Problem to work on:
Where the string "their" occurs in the material below, report the whole line.
• • • • • • •
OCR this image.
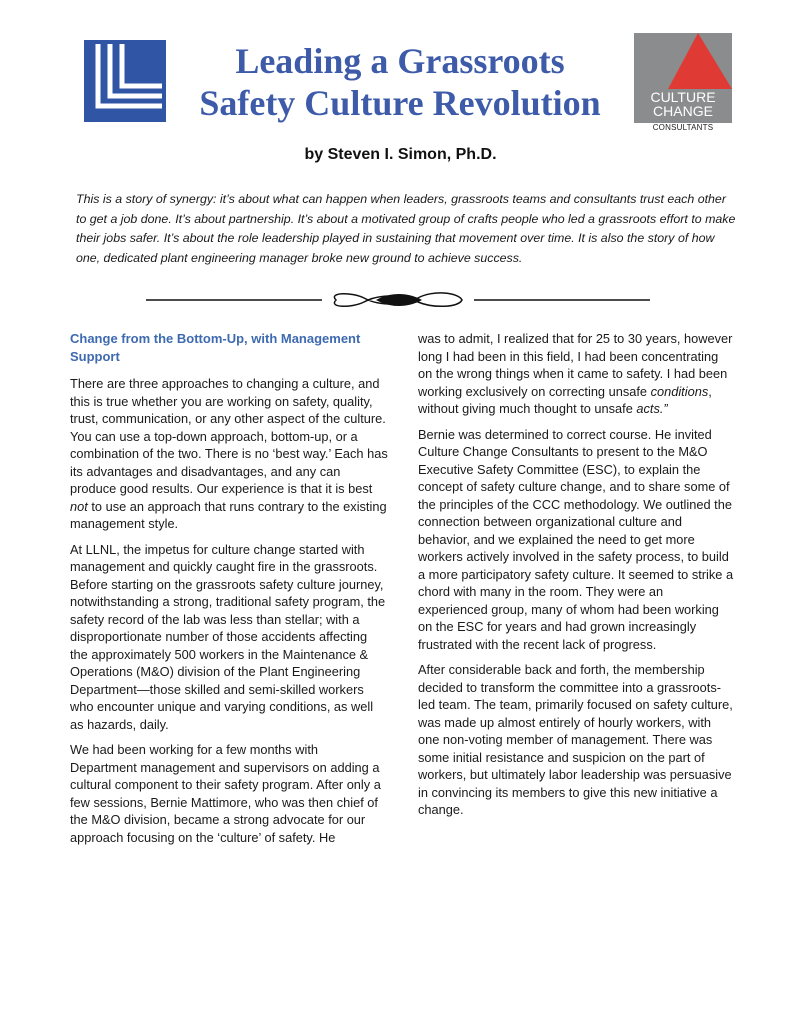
Leading a Grassroots
Safety Culture Revolution	CULTURE
CHANGE
CONSULTANTS
by Steven I. Simon, Ph.D.
This is a story of synergy: it’s about what can happen when leaders, grassroots teams and consultants trust each other to get a job done. It’s about partnership. It’s about a motivated group of crafts people who led a grassroots effort to make their jobs safer. It’s about the role leadership played in sustaining that movement over time. It is also the story of how one, dedicated plant engineering manager broke new ground to achieve success.
Change from the Bottom-Up, with Management Support

There are three approaches to changing a culture, and this is true whether you are working on safety, quality, trust, communication, or any other aspect of the culture. You can use a top-down approach, bottom-up, or a combination of the two. There is no ‘best way.’ Each has its advantages and disadvantages, and any can produce good results. Our experience is that it is best not to use an approach that runs contrary to the existing management style.

At LLNL, the impetus for culture change started with management and quickly caught fire in the grassroots. Before starting on the grassroots safety culture journey, notwithstanding a strong, traditional safety program, the safety record of the lab was less than stellar; with a disproportionate number of those accidents affecting the approximately 500 workers in the Maintenance & Operations (M&O) division of the Plant Engineering Department—those skilled and semi-skilled workers who encounter unique and varying conditions, as well as hazards, daily.

We had been working for a few months with Department management and supervisors on adding a cultural component to their safety program. After only a few sessions, Bernie Mattimore, who was then chief of the M&O division, became a strong advocate for our approach focusing on the ‘culture’ of safety. He

was to admit, I realized that for 25 to 30 years, however long I had been in this field, I had been concentrating on the wrong things when it came to safety. I had been working exclusively on correcting unsafe conditions, without giving much thought to unsafe acts.”

Bernie was determined to correct course. He invited Culture Change Consultants to present to the M&O Executive Safety Committee (ESC), to explain the concept of safety culture change, and to share some of the principles of the CCC methodology. We outlined the connection between organizational culture and behavior, and we explained the need to get more workers actively involved in the safety process, to build a more participatory safety culture. It seemed to strike a chord with many in the room. They were an experienced group, many of whom had been working on the ESC for years and had grown increasingly frustrated with the recent lack of progress.

After considerable back and forth, the membership decided to transform the committee into a grassroots-led team. The team, primarily focused on safety culture, was made up almost entirely of hourly workers, with one non-voting member of management. There was some initial resistance and suspicion on the part of workers, but ultimately labor leadership was persuasive in convincing its members to give this new initiative a change.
• • • • • • •
Answer for this exercise:
This is a story of synergy: it’s about what can happen when leaders, grassroots teams and consultants trust each other to get a job done. It’s about partnership. It’s about a motivated group of crafts people who led a grassroots effort to make their jobs safer. It’s about the role leadership played in sustaining that movement over time. It is also the story of how one, dedicated plant engineering manager broke new ground to achieve success.
We had been working for a few months with Department management and supervisors on adding a cultural component to their safety program. After only a few sessions, Bernie Mattimore, who was then chief of the M&O division, became a strong advocate for our approach focusing on the ‘culture’ of safety. He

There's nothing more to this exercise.